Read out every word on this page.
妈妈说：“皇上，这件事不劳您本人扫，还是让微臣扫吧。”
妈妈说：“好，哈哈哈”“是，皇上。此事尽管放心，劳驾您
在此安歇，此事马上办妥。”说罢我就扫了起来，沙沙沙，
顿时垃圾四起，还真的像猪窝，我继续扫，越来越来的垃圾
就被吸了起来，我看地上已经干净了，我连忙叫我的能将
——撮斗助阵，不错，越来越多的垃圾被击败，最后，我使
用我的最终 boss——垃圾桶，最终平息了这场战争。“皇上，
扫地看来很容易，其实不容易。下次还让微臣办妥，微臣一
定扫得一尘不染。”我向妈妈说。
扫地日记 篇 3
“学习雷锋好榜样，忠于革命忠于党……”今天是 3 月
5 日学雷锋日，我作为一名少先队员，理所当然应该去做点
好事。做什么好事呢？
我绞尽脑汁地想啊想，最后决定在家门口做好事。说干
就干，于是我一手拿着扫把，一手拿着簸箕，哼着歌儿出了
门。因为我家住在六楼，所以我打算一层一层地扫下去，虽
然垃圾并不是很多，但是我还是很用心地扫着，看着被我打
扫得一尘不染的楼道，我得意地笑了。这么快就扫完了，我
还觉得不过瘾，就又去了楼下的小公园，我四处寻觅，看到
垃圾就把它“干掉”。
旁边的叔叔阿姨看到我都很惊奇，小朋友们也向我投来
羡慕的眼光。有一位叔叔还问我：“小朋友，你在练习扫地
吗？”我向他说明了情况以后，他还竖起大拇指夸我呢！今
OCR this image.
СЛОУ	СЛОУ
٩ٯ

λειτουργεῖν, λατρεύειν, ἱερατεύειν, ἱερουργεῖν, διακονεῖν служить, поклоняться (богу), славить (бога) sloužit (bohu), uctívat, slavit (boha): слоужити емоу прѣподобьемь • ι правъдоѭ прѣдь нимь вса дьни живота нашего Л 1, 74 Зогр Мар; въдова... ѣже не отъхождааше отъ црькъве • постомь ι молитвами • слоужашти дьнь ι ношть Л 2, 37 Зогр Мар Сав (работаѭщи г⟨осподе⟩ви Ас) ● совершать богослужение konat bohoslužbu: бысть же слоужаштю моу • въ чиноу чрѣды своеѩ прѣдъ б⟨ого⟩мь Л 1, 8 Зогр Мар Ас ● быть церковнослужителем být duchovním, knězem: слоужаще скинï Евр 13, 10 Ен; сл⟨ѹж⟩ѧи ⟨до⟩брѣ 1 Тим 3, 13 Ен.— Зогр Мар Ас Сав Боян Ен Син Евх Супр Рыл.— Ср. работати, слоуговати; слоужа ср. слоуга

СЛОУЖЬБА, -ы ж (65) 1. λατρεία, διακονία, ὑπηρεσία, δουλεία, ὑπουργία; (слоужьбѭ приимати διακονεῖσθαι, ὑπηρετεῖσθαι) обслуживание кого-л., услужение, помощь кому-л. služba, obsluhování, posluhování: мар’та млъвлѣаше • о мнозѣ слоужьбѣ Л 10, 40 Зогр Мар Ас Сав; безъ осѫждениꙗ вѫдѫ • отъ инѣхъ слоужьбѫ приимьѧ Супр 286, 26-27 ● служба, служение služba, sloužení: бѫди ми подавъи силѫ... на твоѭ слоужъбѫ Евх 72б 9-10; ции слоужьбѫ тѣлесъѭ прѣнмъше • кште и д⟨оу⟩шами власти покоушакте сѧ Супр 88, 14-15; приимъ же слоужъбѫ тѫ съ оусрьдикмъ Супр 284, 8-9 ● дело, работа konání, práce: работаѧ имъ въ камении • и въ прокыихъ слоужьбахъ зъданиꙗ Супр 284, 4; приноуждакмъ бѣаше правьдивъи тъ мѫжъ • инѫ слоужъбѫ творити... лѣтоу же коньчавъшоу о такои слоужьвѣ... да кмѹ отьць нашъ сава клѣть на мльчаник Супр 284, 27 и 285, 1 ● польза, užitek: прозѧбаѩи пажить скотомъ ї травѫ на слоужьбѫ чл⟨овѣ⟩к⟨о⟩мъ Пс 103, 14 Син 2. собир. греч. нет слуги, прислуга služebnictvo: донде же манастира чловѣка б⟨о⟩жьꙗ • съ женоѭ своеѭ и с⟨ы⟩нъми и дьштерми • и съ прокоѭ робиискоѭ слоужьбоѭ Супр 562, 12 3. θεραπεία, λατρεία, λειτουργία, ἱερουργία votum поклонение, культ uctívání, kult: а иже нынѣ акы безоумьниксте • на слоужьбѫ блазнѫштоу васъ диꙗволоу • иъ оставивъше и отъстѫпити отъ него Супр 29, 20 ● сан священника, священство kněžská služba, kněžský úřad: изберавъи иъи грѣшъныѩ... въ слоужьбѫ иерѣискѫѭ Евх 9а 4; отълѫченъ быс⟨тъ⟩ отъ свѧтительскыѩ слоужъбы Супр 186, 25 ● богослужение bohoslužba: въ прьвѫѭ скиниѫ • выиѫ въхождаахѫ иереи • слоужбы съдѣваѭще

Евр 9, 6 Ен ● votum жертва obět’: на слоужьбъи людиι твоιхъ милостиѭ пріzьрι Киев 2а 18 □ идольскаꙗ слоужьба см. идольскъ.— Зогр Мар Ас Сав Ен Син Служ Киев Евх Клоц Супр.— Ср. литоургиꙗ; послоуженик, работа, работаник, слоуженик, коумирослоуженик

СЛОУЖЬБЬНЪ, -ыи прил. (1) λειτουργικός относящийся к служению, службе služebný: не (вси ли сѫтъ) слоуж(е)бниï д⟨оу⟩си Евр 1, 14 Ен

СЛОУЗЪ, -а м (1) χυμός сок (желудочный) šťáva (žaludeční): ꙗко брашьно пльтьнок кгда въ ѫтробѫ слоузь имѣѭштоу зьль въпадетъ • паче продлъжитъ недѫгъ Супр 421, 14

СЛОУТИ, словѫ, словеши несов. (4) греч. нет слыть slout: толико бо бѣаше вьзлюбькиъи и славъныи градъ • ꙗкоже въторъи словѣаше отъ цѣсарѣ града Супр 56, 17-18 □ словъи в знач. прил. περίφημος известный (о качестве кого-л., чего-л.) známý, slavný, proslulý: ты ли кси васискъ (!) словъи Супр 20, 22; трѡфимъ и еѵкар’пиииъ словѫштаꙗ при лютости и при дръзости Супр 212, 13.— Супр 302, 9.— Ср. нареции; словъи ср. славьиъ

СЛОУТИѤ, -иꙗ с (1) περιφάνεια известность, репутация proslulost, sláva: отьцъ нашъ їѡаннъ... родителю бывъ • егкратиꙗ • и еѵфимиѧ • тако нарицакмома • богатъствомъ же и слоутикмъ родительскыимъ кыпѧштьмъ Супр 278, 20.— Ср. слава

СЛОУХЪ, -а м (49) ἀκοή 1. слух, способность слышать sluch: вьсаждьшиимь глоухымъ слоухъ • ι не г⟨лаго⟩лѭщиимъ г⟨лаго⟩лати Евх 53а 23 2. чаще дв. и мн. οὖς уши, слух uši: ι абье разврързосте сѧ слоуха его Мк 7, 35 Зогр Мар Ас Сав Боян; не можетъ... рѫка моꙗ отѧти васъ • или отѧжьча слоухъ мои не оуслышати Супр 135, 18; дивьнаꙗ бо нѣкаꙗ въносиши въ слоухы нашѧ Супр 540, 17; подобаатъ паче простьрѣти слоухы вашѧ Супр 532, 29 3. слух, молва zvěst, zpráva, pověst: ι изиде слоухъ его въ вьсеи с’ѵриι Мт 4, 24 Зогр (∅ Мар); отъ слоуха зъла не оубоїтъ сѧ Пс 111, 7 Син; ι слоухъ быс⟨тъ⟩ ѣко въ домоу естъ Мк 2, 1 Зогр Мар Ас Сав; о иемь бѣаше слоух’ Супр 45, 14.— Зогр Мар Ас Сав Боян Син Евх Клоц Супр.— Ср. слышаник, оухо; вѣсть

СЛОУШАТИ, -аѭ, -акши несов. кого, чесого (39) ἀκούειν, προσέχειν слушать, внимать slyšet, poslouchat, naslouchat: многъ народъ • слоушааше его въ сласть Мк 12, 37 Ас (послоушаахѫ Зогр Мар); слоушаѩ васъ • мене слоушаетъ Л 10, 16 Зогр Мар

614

------------------------------------

Copy down every line of the entries containing the word "this".

Read out every word on this page.
OCR this image.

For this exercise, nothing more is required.